Stored records
──────────────────────────────
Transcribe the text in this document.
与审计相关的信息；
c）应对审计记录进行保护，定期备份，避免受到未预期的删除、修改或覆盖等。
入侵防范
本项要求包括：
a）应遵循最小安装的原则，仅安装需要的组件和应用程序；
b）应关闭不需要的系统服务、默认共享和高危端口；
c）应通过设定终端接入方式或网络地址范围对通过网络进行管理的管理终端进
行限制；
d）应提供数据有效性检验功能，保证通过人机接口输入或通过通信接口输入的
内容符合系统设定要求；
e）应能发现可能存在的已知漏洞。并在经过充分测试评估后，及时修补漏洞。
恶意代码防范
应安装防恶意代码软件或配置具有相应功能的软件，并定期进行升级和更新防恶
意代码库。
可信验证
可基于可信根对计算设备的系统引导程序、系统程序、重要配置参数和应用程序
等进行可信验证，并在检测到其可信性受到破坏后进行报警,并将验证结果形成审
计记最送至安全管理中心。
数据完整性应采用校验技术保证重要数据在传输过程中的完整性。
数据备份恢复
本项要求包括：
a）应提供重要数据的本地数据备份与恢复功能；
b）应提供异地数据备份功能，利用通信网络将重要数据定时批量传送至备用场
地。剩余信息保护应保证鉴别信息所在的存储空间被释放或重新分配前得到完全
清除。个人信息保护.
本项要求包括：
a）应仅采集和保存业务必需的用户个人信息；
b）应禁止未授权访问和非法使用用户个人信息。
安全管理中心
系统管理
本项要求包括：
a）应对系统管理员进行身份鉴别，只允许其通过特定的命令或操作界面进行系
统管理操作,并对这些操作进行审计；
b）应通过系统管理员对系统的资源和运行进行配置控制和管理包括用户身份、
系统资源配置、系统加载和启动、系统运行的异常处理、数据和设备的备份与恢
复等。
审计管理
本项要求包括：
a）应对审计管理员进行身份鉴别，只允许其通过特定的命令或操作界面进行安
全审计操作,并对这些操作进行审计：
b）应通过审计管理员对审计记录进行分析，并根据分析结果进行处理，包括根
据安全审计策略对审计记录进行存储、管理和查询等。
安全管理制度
──────────────────────────────
**What you need to do**
Output all of the data again. Match it exactly.

**Correct result**
Transcribe the text in this document.
与审计相关的信息；
c）应对审计记录进行保护，定期备份，避免受到未预期的删除、修改或覆盖等。
入侵防范
本项要求包括：
a）应遵循最小安装的原则，仅安装需要的组件和应用程序；
b）应关闭不需要的系统服务、默认共享和高危端口；
c）应通过设定终端接入方式或网络地址范围对通过网络进行管理的管理终端进
行限制；
d）应提供数据有效性检验功能，保证通过人机接口输入或通过通信接口输入的
内容符合系统设定要求；
e）应能发现可能存在的已知漏洞。并在经过充分测试评估后，及时修补漏洞。
恶意代码防范
应安装防恶意代码软件或配置具有相应功能的软件，并定期进行升级和更新防恶
意代码库。
可信验证
可基于可信根对计算设备的系统引导程序、系统程序、重要配置参数和应用程序
等进行可信验证，并在检测到其可信性受到破坏后进行报警,并将验证结果形成审
计记最送至安全管理中心。
数据完整性应采用校验技术保证重要数据在传输过程中的完整性。
数据备份恢复
本项要求包括：
a）应提供重要数据的本地数据备份与恢复功能；
b）应提供异地数据备份功能，利用通信网络将重要数据定时批量传送至备用场
地。剩余信息保护应保证鉴别信息所在的存储空间被释放或重新分配前得到完全
清除。个人信息保护.
本项要求包括：
a）应仅采集和保存业务必需的用户个人信息；
b）应禁止未授权访问和非法使用用户个人信息。
安全管理中心
系统管理
本项要求包括：
a）应对系统管理员进行身份鉴别，只允许其通过特定的命令或操作界面进行系
统管理操作,并对这些操作进行审计；
b）应通过系统管理员对系统的资源和运行进行配置控制和管理包括用户身份、
系统资源配置、系统加载和启动、系统运行的异常处理、数据和设备的备份与恢
复等。
审计管理
本项要求包括：
a）应对审计管理员进行身份鉴别，只允许其通过特定的命令或操作界面进行安
全审计操作,并对这些操作进行审计：
b）应通过审计管理员对审计记录进行分析，并根据分析结果进行处理，包括根
据安全审计策略对审计记录进行存储、管理和查询等。
安全管理制度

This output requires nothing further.